In February 1993, he set identity check mechanisms to all entry points to Kigali on the Ruhengeri-Kigali, Gitarama-Kigali and Rwamagana-Kigali axes. This active surveillance was usually carried out   jointly with the Rwandan gendarmerie. Civilians were arrested on ethnic grounds; some of them went missing and others killed. Colonel Delort acknowledged their existence before the French Parliamentary Commission in 1998.

 He instigated a bitter hatred against the RPF where for example, in March 1993, he ordered Lt Col. Michel Robardey to provide “special attention on gathering information about the massacres and atrocities of the RPF to better counter their propaganda”.

 

g) Lieutenant-Colonel Jean-Louis Nabias:  On 3rdMarch 1992, he replaced Colonel Chollet, head of DAMI PANDA. His job was to provide training to regiments of the FAR, putting more emphasis on their weakest areas such as night infiltration missions or learning sidestepping techniques. Training on extended fire support was also provided as FAR exhibited limited effectiveness in this field. These trainings were carried out in Gabiro and Bigogwe barracks. The same exercises were concurrently given to Interahamwe militia.

 

h) Commander Denis Roux: Since November 1991 to February 1993, he was the head of DAMI Presidential Guard. The mission of the DAMI was to carry out physical training, shooting training and staff protection techniques. This DAMI trained Presidential Guard and Interahamwe militia who eventually spearheaded the genocide.

One of the trainers, Warrant Officer Thierry Prungnaud acknowledged it with remorse on 22nd April 2005 before journalists of France Culture: “I am optimistic; French military officers trained militia men in 1992. This occurred several times. The Presidential Guard were involved in several assassinations, especially between 1992 and 1994”.

i) Captain Paul Barril: In 1990, before the RPF offensive, Barril conducted an audit of the Rwandan army. He presented himself as adviser to President Habyarimana. During the genocide, he was paid by the genocidal Government to train elite soldiers as part of “operation Insecticide,” meant to eliminate the Tutsi. He himself reported to have been present in Rwanda on 7th April 1994, he also aired on France 2 TV in June 1994, an apparatus that he claimed to be the black box of Falcon 50 of Habyarimana. He is among those who actively deny the genocide committed against the Tutsi. He is especially known to be the core behind the alleged investigations of Judge Bruguiere.

> **Instructions to follow**
Please list the officers who have their own lettered heading in the extract on French military officers in Rwanda, giving the letter and rank shown for each.

Document structure recognition data:
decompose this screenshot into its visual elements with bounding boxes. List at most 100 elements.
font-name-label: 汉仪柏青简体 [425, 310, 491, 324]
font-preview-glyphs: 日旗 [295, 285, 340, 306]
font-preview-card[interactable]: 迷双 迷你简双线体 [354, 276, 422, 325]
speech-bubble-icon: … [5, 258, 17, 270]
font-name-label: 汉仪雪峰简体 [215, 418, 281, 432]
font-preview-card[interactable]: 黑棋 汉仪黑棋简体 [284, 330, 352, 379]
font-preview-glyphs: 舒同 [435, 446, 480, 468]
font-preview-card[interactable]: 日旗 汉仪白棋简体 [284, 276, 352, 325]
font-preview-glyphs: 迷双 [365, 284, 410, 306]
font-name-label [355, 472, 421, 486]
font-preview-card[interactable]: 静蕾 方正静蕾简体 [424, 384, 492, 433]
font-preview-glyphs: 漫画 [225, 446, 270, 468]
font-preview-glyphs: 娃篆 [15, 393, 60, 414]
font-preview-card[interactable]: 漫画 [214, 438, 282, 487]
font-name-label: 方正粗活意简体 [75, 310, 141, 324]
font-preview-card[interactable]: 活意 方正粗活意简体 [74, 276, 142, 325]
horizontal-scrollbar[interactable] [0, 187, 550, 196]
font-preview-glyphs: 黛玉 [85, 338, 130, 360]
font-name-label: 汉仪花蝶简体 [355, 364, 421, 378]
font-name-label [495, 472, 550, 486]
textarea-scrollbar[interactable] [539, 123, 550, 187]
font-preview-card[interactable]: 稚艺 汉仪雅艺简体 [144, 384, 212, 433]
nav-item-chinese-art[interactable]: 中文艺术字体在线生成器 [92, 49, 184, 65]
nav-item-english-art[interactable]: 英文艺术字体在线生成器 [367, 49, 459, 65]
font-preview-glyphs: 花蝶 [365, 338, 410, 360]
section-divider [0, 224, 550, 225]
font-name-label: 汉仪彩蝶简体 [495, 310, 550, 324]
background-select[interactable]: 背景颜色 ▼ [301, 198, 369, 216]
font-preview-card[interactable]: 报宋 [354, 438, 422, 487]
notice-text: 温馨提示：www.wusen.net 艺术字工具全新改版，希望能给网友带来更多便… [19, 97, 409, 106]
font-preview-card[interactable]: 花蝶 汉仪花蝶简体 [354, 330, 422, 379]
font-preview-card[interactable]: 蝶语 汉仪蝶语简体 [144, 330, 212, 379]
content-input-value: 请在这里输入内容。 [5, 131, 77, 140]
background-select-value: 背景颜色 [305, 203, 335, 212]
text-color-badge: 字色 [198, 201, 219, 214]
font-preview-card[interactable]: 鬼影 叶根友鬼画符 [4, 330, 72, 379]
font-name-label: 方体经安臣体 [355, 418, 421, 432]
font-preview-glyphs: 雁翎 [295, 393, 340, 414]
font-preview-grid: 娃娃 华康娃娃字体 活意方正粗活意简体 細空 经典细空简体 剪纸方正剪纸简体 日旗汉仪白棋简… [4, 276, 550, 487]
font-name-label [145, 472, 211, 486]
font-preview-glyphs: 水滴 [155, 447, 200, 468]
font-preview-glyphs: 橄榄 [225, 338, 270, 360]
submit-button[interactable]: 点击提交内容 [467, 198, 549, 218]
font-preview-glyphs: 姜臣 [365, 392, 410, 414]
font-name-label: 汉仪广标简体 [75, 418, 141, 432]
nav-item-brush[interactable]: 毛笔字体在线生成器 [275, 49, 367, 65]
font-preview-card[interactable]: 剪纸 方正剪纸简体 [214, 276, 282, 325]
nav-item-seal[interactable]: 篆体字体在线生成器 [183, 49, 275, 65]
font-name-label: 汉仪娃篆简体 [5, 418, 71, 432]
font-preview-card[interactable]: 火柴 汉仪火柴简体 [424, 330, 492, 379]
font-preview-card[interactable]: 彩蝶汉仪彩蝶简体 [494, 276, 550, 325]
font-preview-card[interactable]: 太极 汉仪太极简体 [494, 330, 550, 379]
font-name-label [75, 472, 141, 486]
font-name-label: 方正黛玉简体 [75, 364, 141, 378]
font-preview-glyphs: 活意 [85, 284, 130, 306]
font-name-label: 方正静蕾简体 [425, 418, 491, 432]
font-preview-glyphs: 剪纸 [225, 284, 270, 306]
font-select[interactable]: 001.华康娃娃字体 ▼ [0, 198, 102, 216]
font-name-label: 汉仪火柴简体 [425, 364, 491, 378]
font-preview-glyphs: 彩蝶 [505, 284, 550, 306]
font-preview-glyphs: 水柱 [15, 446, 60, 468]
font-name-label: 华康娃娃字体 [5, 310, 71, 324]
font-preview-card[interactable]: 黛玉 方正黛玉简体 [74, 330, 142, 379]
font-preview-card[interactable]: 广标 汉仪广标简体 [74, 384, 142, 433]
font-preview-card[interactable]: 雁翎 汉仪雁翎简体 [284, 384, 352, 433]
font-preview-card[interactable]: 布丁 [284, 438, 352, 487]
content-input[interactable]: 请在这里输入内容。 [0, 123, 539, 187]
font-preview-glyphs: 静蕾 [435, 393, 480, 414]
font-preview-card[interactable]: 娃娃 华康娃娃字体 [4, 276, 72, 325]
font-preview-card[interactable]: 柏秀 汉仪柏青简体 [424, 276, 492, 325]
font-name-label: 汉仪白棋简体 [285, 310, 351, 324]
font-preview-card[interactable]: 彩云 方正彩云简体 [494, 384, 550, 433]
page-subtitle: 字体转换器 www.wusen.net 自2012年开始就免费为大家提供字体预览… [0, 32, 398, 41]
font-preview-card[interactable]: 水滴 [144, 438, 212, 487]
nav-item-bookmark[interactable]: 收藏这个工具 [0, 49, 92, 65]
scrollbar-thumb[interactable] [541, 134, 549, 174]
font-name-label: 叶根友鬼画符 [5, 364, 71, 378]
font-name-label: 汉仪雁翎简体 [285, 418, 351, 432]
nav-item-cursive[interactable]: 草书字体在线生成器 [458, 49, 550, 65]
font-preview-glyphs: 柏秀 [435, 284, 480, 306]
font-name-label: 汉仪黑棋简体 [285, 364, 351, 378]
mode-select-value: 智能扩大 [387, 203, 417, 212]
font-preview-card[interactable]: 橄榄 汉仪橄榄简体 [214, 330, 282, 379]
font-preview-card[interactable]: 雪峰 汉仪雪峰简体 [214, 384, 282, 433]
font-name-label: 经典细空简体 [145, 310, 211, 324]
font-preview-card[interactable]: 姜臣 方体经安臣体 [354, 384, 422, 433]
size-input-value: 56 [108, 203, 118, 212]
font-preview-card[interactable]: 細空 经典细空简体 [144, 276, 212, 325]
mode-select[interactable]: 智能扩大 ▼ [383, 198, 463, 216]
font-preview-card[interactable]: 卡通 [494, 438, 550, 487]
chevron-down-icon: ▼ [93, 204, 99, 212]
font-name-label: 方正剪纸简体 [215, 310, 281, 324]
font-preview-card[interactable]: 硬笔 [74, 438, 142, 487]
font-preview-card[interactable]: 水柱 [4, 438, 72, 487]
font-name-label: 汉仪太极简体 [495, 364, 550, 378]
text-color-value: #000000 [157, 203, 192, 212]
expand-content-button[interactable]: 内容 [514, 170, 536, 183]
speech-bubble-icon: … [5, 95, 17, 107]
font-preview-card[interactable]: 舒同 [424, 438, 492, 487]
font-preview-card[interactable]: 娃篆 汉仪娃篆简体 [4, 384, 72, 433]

> **Written solution**
g) Lieutenant-Colonel Jean-Louis Nabias
h) Commander Denis Roux
i) Captain Paul Barril